Nelle città le manca proprio una classe dirigente di qualità corrispondente alla sua forza elettorale. E dal cilindro sono riusciti a far uscire solo Enrico Michetti a Roma e Luca Bernardo a Milano

Rara avis il candidato civico di destracentro. Ancorché sia spuntato - dopo ricerche molto lunghe - in queste elezioni amministrative. Per certi versi, servirebbe quindi una fenomenologia “per assenza” del candidato che non c’è (o che, comunque, esce allo scoperto piuttosto di rado). E si tratta del segnale di una relazione della destra non troppo sciolta, né così agevole con la società civile che proviene da lontano, a parte la parentesi anni Novanta del berlusconismo, che stipò il Parlamento di figure provenienti dal mondo economico e da quello delle professioni, nonché di comunicatori a vario titolo. E, nella fase piena di promesse dell’(assai)incompiuta “rivoluzione liberale”, ci fu perfino brevemente posto per qualche professore. Mentre, in seguito, a dilagare furono persone di professione decisamente più incerta, e pure qualche esponente di quella che si potrebbe etichettare più appropriatamente come la società incivile.


La strategia del candidato civico del destracentro risponde a vari obiettivi. Se si tratta di amministrative, come quelle di inizio ottobre, il civico può piacere di più, mettendo anche (faticosamente) d’accordo partiti litigiosi che faticano a intendersi su chi abbia diritto di precedenza alla candidatura. E, magari, pensa maliziosamente qualcuno, può funzionare anche come capro espiatorio sul quale scaricare un’eventuale sconfitta. Solo che i civici non si sono affatto affollati dalle parti del destracentro, non foss’altro in ragione dei sondaggi che lo danno come maggioranza nel Paese. E, anziché ritrovarseli spuntare come funghi, Matteo Salvini e Giorgia Meloni se li sono dovuti andare lungamente a cercare col lanternino, ritardando l’inizio delle campagne elettorali locali.

 

Alla fine, dal cilindro sono usciti fuori Enrico Michetti a Roma e Luca Bernardo a Milano, non proprio due prime scelte, arrivati dopo parecchi rifiuti e casting di altri andati in fumo. Michetti è un avvocato, alquanto appassionato di storia dell’antica Roma (che, sebbene gloriosa, non è precisamente un progetto per il futuro...), quando le buche nelle strade venivano colmate con maggiore solerzia di quanto è avvenuto dopo la mancata “rivoluzione grillina”. E, soprattutto, è un tribuno radiofonico del popolo sovranista (e tifoso) capitolino, una versione alla vaccinara dei “radiopredicatori” che tanto hanno influito sui consensi del trumpismo e affini. Bernardo, primario di neonatologia all’Ospedale Fatebenefratelli-Sacco, è balzato agli onori delle cronache come il «pediatra con la pistola in tasca», arrivando ai blocchi di partenza elettorali davvero in zona Cesarini.

• Il problema
Riscrivi come elenco puntato il paragrafo del brano che inizia con «La strategia del candidato civico», mantenendone i fatti principali. I record che seguono non servono per svolgere il compito.

• Informazioni mostrate
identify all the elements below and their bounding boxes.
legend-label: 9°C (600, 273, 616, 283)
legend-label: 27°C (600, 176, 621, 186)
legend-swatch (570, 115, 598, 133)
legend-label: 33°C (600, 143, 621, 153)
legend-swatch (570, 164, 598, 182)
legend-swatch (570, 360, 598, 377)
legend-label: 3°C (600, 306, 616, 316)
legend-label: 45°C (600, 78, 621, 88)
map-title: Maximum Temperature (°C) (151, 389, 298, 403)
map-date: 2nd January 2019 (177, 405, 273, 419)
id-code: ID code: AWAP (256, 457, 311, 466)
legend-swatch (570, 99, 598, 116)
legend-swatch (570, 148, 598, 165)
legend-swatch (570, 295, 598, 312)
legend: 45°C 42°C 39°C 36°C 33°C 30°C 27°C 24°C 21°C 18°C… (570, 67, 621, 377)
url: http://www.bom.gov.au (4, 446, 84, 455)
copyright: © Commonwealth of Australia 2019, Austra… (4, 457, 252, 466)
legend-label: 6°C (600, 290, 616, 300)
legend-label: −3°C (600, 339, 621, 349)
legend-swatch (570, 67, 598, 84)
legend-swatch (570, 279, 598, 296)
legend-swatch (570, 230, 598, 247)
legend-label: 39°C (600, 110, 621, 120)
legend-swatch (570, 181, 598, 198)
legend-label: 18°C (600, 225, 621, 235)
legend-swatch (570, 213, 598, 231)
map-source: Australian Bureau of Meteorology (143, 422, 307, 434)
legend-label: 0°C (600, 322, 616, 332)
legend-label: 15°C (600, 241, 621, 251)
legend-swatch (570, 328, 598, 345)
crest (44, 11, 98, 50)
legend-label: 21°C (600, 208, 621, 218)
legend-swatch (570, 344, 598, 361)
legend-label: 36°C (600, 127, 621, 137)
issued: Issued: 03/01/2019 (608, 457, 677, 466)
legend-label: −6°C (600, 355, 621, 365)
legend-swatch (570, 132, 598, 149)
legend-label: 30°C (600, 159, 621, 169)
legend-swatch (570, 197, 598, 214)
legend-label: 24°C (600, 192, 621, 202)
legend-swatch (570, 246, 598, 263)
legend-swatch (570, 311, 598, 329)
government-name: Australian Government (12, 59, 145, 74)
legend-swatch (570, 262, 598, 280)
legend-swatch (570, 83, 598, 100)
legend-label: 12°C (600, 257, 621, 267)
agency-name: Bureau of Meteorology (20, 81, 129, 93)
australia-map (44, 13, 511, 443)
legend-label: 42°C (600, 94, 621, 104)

• La tua risposta
- La strategia del candidato civico del destracentro risponde a vari obiettivi.
- Nelle amministrative, come quelle di inizio ottobre, il civico può piacere di più e mettere d'accordo partiti litigiosi che faticano a intendersi su chi abbia diritto di precedenza alla candidatura.
- Secondo qualcuno, può servire anche da capro espiatorio per un'eventuale sconfitta.
- I civici però non si sono affollati dalle parti del destracentro, nonostante i sondaggi lo diano come maggioranza nel Paese.
- Matteo Salvini e Giorgia Meloni hanno dovuto cercarli a lungo, ritardando l'inizio delle campagne elettorali locali.